• **BRIEF A**
Answer these from the passage on DHS law enforcement:
(i) How many DHS components have law enforcement officers and agents working in them?
(ii) How many Border Patrol agents are counted among CBP and ICE?
(iii) How many agents did the FBI have as of FY 2018?

• **SOURCE DOCUMENT**
┏━━

CBP tactical law enforcement units conduct training exercises in El Paso, Texas. (IPA)

DHS is the largest federal law enforcement agency in the country, with well over 60,000 law enforcement officers. Law enforcement officers and agents work in 10 DHS components: Customs and Border Protection (CBP), Immigration and Customs Enforcement (ICE), Coast Guard, Secret Service, Transportation Security Administration (TSA), National Protection and Programs Directorate’s Federal Protective Service, Federal Emergency Management Agency (FEMA), Office of the Under Secretary for Management’s Office of the Chief Security Officer, Federal Law Enforcement Training Centers, and Office of the Inspector General. Based on fiscal year 2018 reporting, the number of law enforcement personnel in CBP and ICE is greater than that of the FBI, Drug Enforcement Administration (DEA), and the Bureau of Alcohol, Tobacco, and Firearms (ATF)—three main investigative law enforcement agencies in the Department of Justice—combined. In CBP and ICE alone, there are a combined 54,901 agents: 20,711 Border Patrol agents, 17,468 Office of Field Operations officers, 8,738 Homeland Security Investigations (HSI) agents, and 7,984 ICE Enforcement and Removal Operations (ERO) agents. The U.S. Secret Service includes approximately 3,200 agents. As a point of comparison, as of FY 2018, there were 14,120 agents in the FBI, 4,341 in the DEA, and 2,640 in the ATF. CBP alone has a larger law enforcement force than the FBI and DEA combined. In addition, both CBP and ICE operate and oversee a significant detention system within the United States. While the full extent of these agencies’ detention operations is beyond the scope of this report, their existence and the compliance problems surrounding them are highly relevant to the report’s overall focus on enhancing oversight and accountability, as discussed below.

CBP officers monitor the port of entry at the Paso del Norte International Bridge. (IPA)

┗━━

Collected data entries
┏━━

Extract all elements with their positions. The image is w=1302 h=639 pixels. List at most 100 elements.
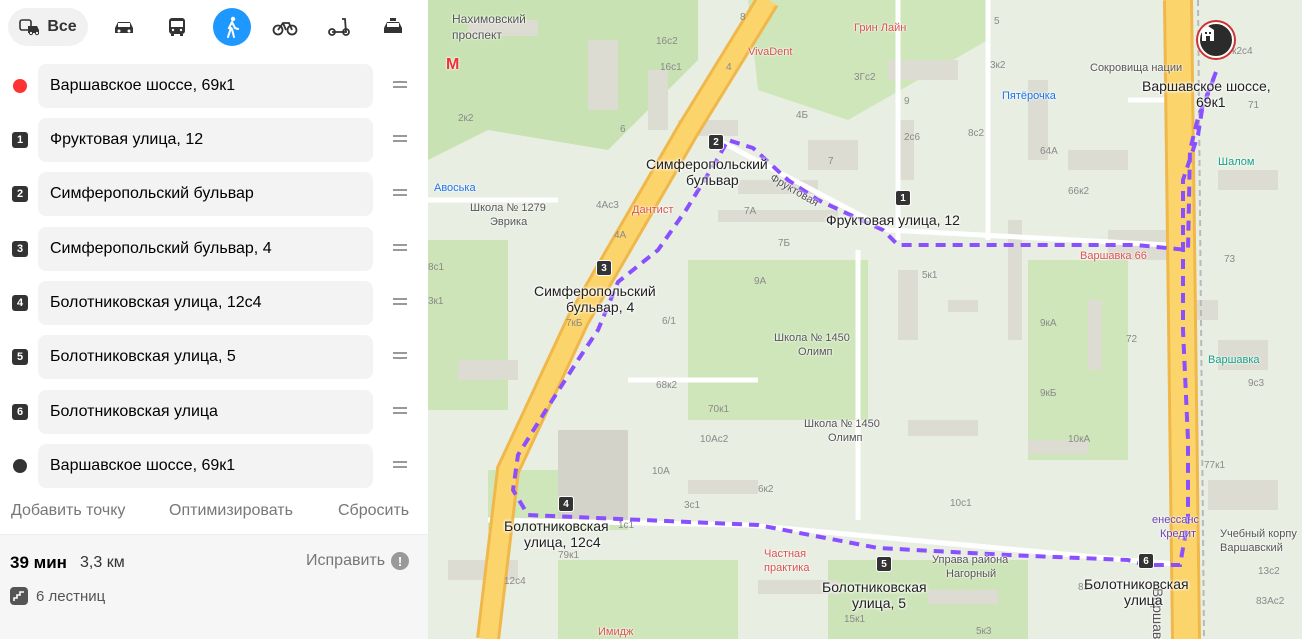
drag-handle-icon[interactable] [392, 402, 408, 418]
route-label-wp5-line2: улица, 5 [852, 595, 907, 611]
house-number: 9с3 [1248, 378, 1265, 389]
start-point-marker [13, 79, 27, 93]
reset-button[interactable]: Сбросить [338, 502, 409, 520]
house-number: 4Ас3 [596, 200, 619, 211]
waypoint-end: Варшавское шоссе, 69к1 [0, 442, 428, 488]
waypoint-start-field[interactable]: Варшавское шоссе, 69к1 [38, 64, 373, 108]
drag-handle-icon[interactable] [392, 130, 408, 146]
drag-handle-icon[interactable] [392, 293, 408, 309]
poi-korpus[interactable]: Учебный корпу [1220, 528, 1297, 540]
drag-handle-icon[interactable] [392, 347, 408, 363]
poi-avoska[interactable]: Авоська [434, 182, 476, 194]
house-number: 5к1 [922, 270, 938, 281]
waypoint-1-field[interactable]: Фруктовая улица, 12 [38, 118, 373, 162]
poi-pyaterochka[interactable]: Пятёрочка [1002, 90, 1056, 102]
mode-scooter-button[interactable] [320, 8, 358, 46]
map-waypoint-6[interactable]: 6 [1138, 553, 1154, 569]
waypoint-2-text: Симферопольский бульвар [50, 185, 254, 202]
poi-renessans[interactable]: енессанс [1152, 514, 1199, 526]
house-number: 6/1 [662, 316, 676, 327]
waypoint-4-text: Болотниковская улица, 12с4 [50, 294, 262, 311]
pedestrian-icon [227, 16, 239, 38]
poi-evrika[interactable]: Эврика [490, 216, 527, 228]
poi-chastnaya-praktika[interactable]: Частная [764, 548, 806, 560]
map-waypoint-3[interactable]: 3 [596, 260, 612, 276]
drag-handle-icon[interactable] [392, 239, 408, 255]
mode-car-button[interactable] [105, 8, 143, 46]
waypoint-marker-6: 6 [12, 404, 28, 420]
house-number: 66к2 [1068, 186, 1090, 197]
route-label-wp3-line2: бульвар, 4 [566, 299, 635, 315]
poi-olimp-a[interactable]: Олимп [798, 346, 833, 358]
house-number: 10Ас2 [700, 434, 729, 445]
mode-taxi-button[interactable] [374, 8, 412, 46]
house-number: 10с1 [950, 498, 972, 509]
route-label-start-line2: 69к1 [1196, 94, 1226, 110]
house-number: 9кА [1040, 318, 1057, 329]
add-point-button[interactable]: Добавить точку [11, 502, 125, 520]
poi-uprava[interactable]: Управа района [932, 554, 1008, 566]
poi-imidzh[interactable]: Имидж [598, 626, 633, 638]
poi-vivadent[interactable]: VivaDent [748, 46, 792, 58]
poi-varshavka-66[interactable]: Варшавка 66 [1080, 250, 1147, 262]
drag-handle-icon[interactable] [392, 456, 408, 472]
start-end-pin[interactable] [1198, 22, 1234, 58]
route-summary: 39 мин 3,3 км Исправить ! 6 лестниц [0, 534, 428, 639]
metro-station-label[interactable]: Нахимовский [452, 12, 526, 26]
waypoint-end-field[interactable]: Варшавское шоссе, 69к1 [38, 444, 373, 488]
house-number: 8 [740, 12, 746, 23]
waypoint-1: 1 Фруктовая улица, 12 [0, 116, 428, 162]
poi-kredit[interactable]: Кредит [1160, 528, 1196, 540]
poi-sokrovishcha[interactable]: Сокровища нации [1090, 62, 1182, 74]
fix-route-button[interactable]: Исправить ! [306, 552, 410, 570]
house-number: 16с2 [656, 36, 678, 47]
waypoint-6-field[interactable]: Болотниковская улица [38, 390, 373, 434]
poi-varshavka[interactable]: Варшавка [1208, 354, 1260, 366]
optimize-button[interactable]: Оптимизировать [169, 502, 293, 520]
poi-olimp-b[interactable]: Олимп [828, 432, 863, 444]
map-waypoint-4[interactable]: 4 [558, 496, 574, 512]
poi-shalom[interactable]: Шалом [1218, 156, 1254, 168]
waypoint-3-field[interactable]: Симферопольский бульвар, 4 [38, 227, 373, 271]
waypoint-marker-2: 2 [12, 186, 28, 202]
poi-grinlain[interactable]: Грин Лайн [854, 22, 906, 34]
drag-handle-icon[interactable] [392, 184, 408, 200]
poi-school-1279[interactable]: Школа № 1279 [470, 202, 546, 214]
waypoint-2-field[interactable]: Симферопольский бульвар [38, 172, 373, 216]
scooter-icon [328, 18, 350, 36]
house-number: 5 [994, 16, 1000, 27]
house-number: 8с2 [968, 128, 985, 139]
poi-chastnaya-praktika-2[interactable]: практика [764, 562, 809, 574]
map-waypoint-5[interactable]: 5 [876, 556, 892, 572]
mode-all-label: Все [47, 18, 77, 35]
waypoint-6: 6 Болотниковская улица [0, 388, 428, 434]
poi-school-1450-b[interactable]: Школа № 1450 [804, 418, 880, 430]
map-view[interactable]: 16с2 2к2 16с1 6 4 3Гс2 9 4Б 8 69к2с4 71 … [428, 0, 1302, 639]
mode-bicycle-button[interactable] [266, 8, 304, 46]
waypoint-4-field[interactable]: Болотниковская улица, 12с4 [38, 281, 373, 325]
poi-korpus-2[interactable]: Варшавский [1220, 542, 1283, 554]
house-number: 7А [744, 206, 757, 217]
drag-handle-icon[interactable] [392, 76, 408, 92]
house-number: 12с4 [504, 576, 526, 587]
mode-bus-button[interactable] [158, 8, 196, 46]
waypoint-5-field[interactable]: Болотниковская улица, 5 [38, 335, 373, 379]
house-number: 71 [1248, 100, 1260, 111]
route-label-wp5-line1: Болотниковская [822, 579, 927, 595]
map-waypoint-1[interactable]: 1 [895, 190, 911, 206]
house-number: 83Ас2 [1256, 596, 1285, 607]
metro-station-label-2[interactable]: проспект [452, 28, 502, 42]
mode-all-button[interactable]: Все [8, 8, 88, 46]
house-number: 1с1 [618, 520, 635, 531]
map-waypoint-2[interactable]: 2 [708, 134, 724, 150]
house-number: 4Б [796, 110, 809, 121]
mode-pedestrian-button[interactable] [213, 8, 251, 46]
poi-school-1450-a[interactable]: Школа № 1450 [774, 332, 850, 344]
waypoint-5: 5 Болотниковская улица, 5 [0, 333, 428, 379]
waypoint-5-text: Болотниковская улица, 5 [50, 348, 236, 365]
poi-dantist[interactable]: Дантист [632, 204, 673, 216]
route-label-start-line1: Варшавское шоссе, [1142, 78, 1271, 94]
bus-icon [169, 18, 185, 36]
waypoint-end-text: Варшавское шоссе, 69к1 [50, 457, 236, 474]
poi-nagorny[interactable]: Нагорный [946, 568, 996, 580]
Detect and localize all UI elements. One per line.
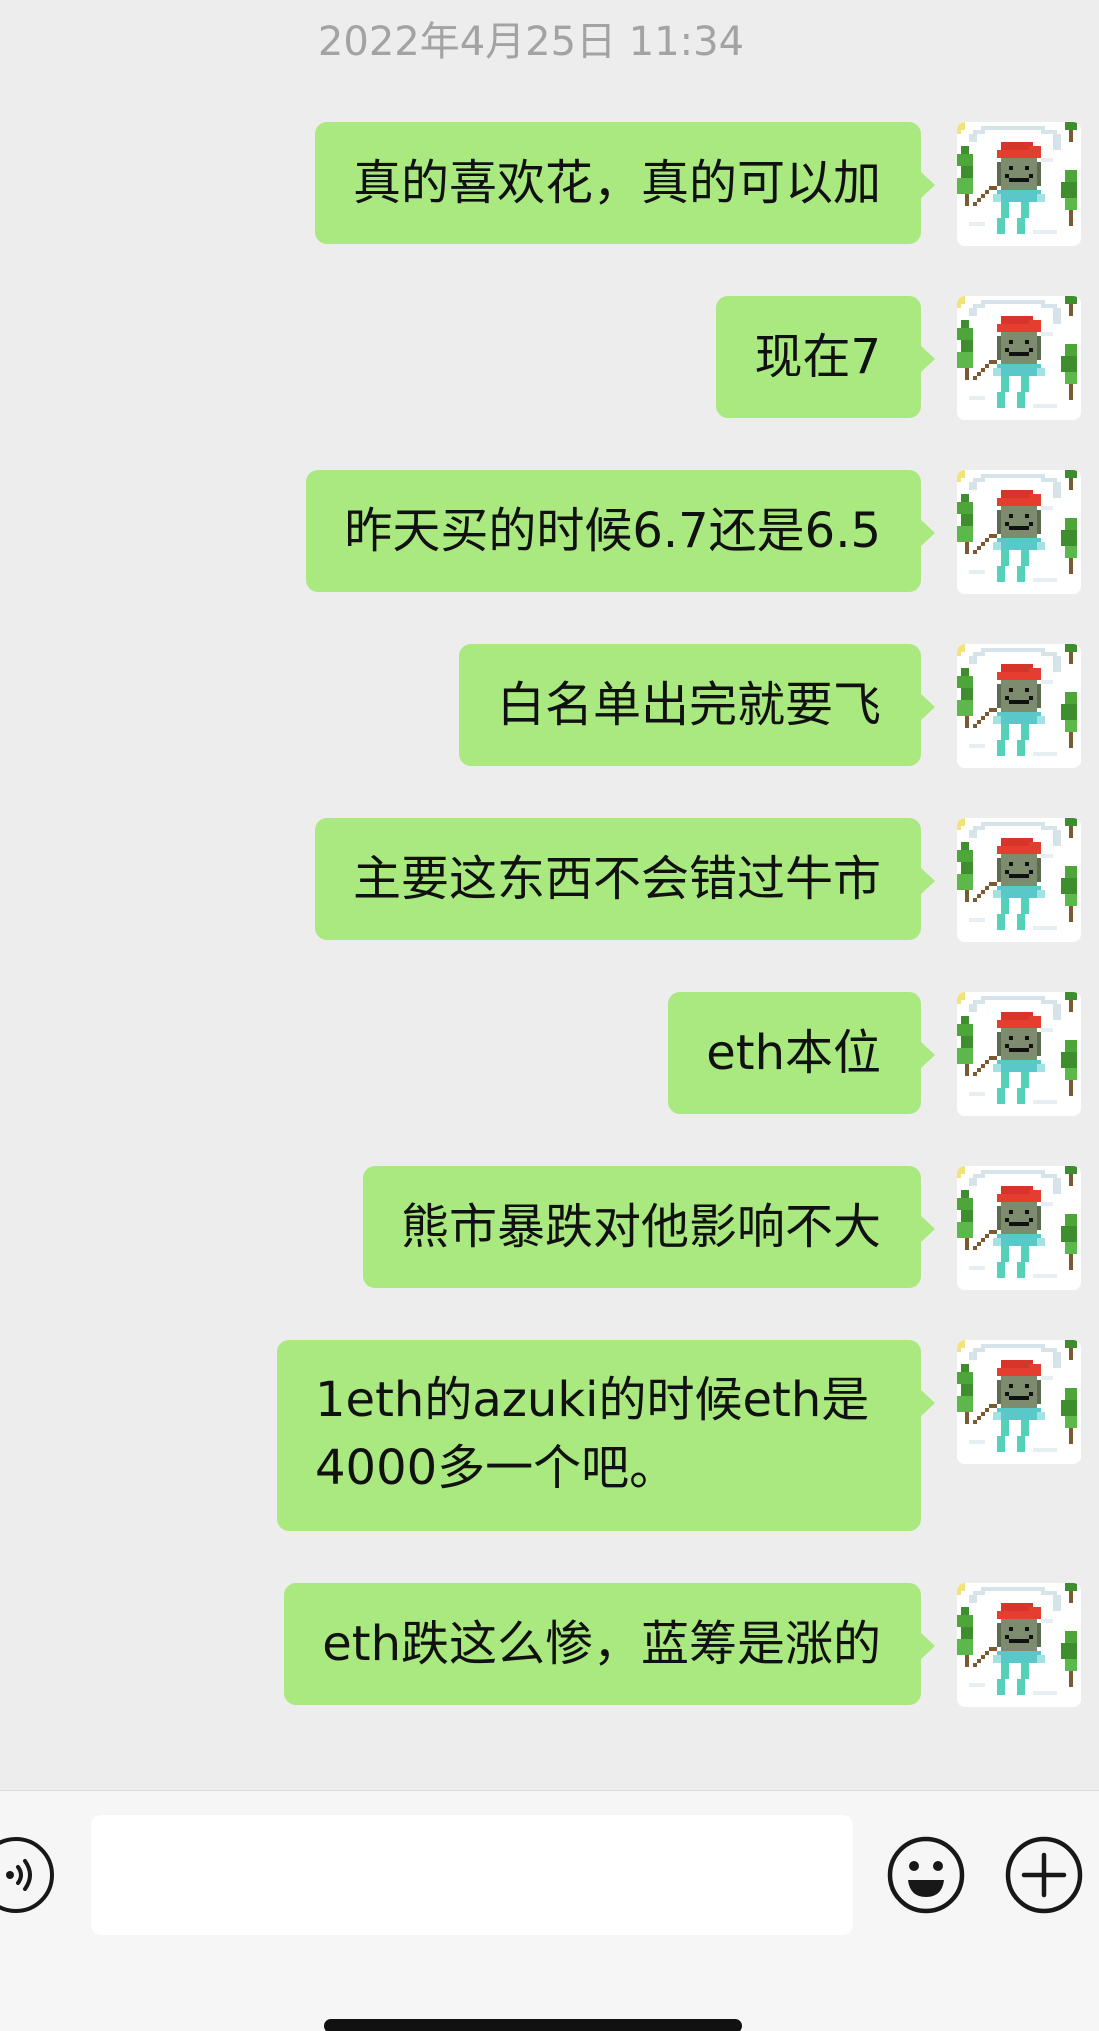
avatar-icon[interactable]: [957, 1583, 1081, 1707]
voice-icon[interactable]: [0, 1837, 54, 1913]
plus-icon[interactable]: [1004, 1835, 1084, 1915]
message-input[interactable]: [91, 1815, 853, 1935]
message-bubble[interactable]: 昨天买的时候6.7还是6.5: [306, 470, 935, 592]
message-bubble[interactable]: eth跌这么惨，蓝筹是涨的: [284, 1583, 935, 1705]
avatar-icon[interactable]: [957, 122, 1081, 246]
message-bubble[interactable]: 现在7: [716, 296, 935, 418]
message-bubble[interactable]: 真的喜欢花，真的可以加: [314, 122, 936, 244]
avatar-icon[interactable]: [957, 992, 1081, 1116]
avatar-icon[interactable]: [957, 470, 1081, 594]
message-bubble[interactable]: 主要这东西不会错过牛市: [314, 818, 936, 940]
input-bar: [0, 1790, 1099, 2031]
avatar-icon[interactable]: [957, 296, 1081, 420]
avatar-icon[interactable]: [957, 1340, 1081, 1464]
message-timestamp: 2022年4月25日 11:34: [317, 19, 745, 65]
avatar-icon[interactable]: [957, 818, 1081, 942]
message-list[interactable]: 2022年4月25日 11:34 真的喜欢花，真的可以加 现在7 昨天买的时候6…: [0, 0, 1099, 1790]
home-indicator[interactable]: [324, 2019, 742, 2031]
message-bubble[interactable]: 白名单出完就要飞: [458, 644, 936, 766]
chat-screen: 2022年4月25日 11:34 真的喜欢花，真的可以加 现在7 昨天买的时候6…: [0, 0, 1099, 2031]
avatar-icon[interactable]: [957, 1166, 1081, 1290]
emoji-icon[interactable]: [886, 1835, 966, 1915]
message-bubble[interactable]: 熊市暴跌对他影响不大: [362, 1166, 936, 1288]
avatar-icon[interactable]: [957, 644, 1081, 768]
message-bubble[interactable]: eth本位: [668, 992, 935, 1114]
message-bubble[interactable]: 1eth的azuki的时候eth是4000多一个吧。: [277, 1340, 935, 1531]
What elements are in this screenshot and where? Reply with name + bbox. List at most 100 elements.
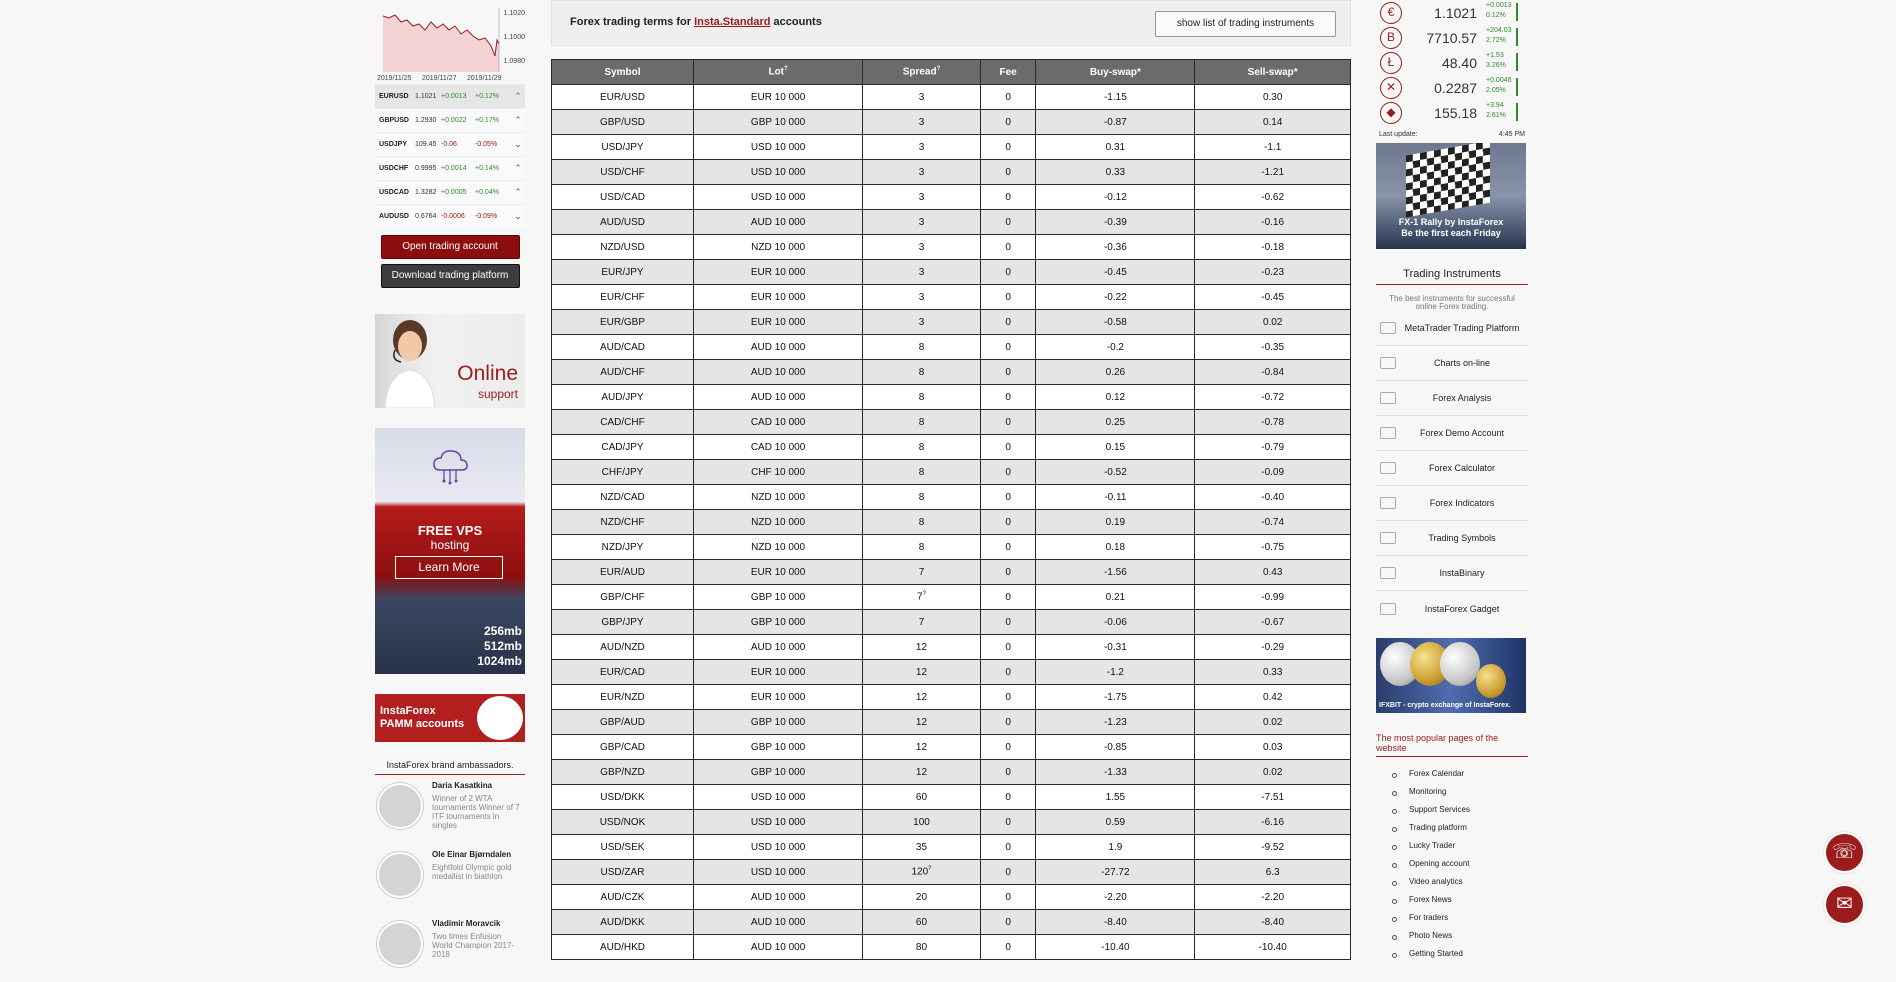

┗━━

• **BRIEF B**
In the listing, rewrite the stretch from the line containing "drag-handle-icon[interactable] [392, 402, 408, 418]" through the line containing "waypoint-marker-6: 6 [12, 404, 28, 420]", changing "house-number" to "building-number" and leaving everything else unchanged.

• **FULL OUTPUT A**
(i) 10
(ii) 20,711
(iii) 14,120

• **FULL OUTPUT B**
drag-handle-icon[interactable] [392, 402, 408, 418]
route-label-wp5-line2: улица, 5 [852, 595, 907, 611]
building-number: 9с3 [1248, 378, 1265, 389]
start-point-marker [13, 79, 27, 93]
reset-button[interactable]: Сбросить [338, 502, 409, 520]
building-number: 4Ас3 [596, 200, 619, 211]
waypoint-end: Варшавское шоссе, 69к1 [0, 442, 428, 488]
waypoint-start-field[interactable]: Варшавское шоссе, 69к1 [38, 64, 373, 108]
drag-handle-icon[interactable] [392, 130, 408, 146]
drag-handle-icon[interactable] [392, 293, 408, 309]
poi-korpus[interactable]: Учебный корпу [1220, 528, 1297, 540]
drag-handle-icon[interactable] [392, 347, 408, 363]
poi-avoska[interactable]: Авоська [434, 182, 476, 194]
building-number: 5к1 [922, 270, 938, 281]
waypoint-1-field[interactable]: Фруктовая улица, 12 [38, 118, 373, 162]
poi-pyaterochka[interactable]: Пятёрочка [1002, 90, 1056, 102]
mode-scooter-button[interactable] [320, 8, 358, 46]
map-waypoint-6[interactable]: 6 [1138, 553, 1154, 569]
waypoint-2-text: Симферопольский бульвар [50, 185, 254, 202]
poi-renessans[interactable]: енессанс [1152, 514, 1199, 526]
building-number: 6/1 [662, 316, 676, 327]
waypoint-4-text: Болотниковская улица, 12с4 [50, 294, 262, 311]
pedestrian-icon [227, 16, 239, 38]
poi-evrika[interactable]: Эврика [490, 216, 527, 228]
poi-chastnaya-praktika[interactable]: Частная [764, 548, 806, 560]
map-waypoint-3[interactable]: 3 [596, 260, 612, 276]
drag-handle-icon[interactable] [392, 239, 408, 255]
mode-car-button[interactable] [105, 8, 143, 46]
waypoint-marker-6: 6 [12, 404, 28, 420]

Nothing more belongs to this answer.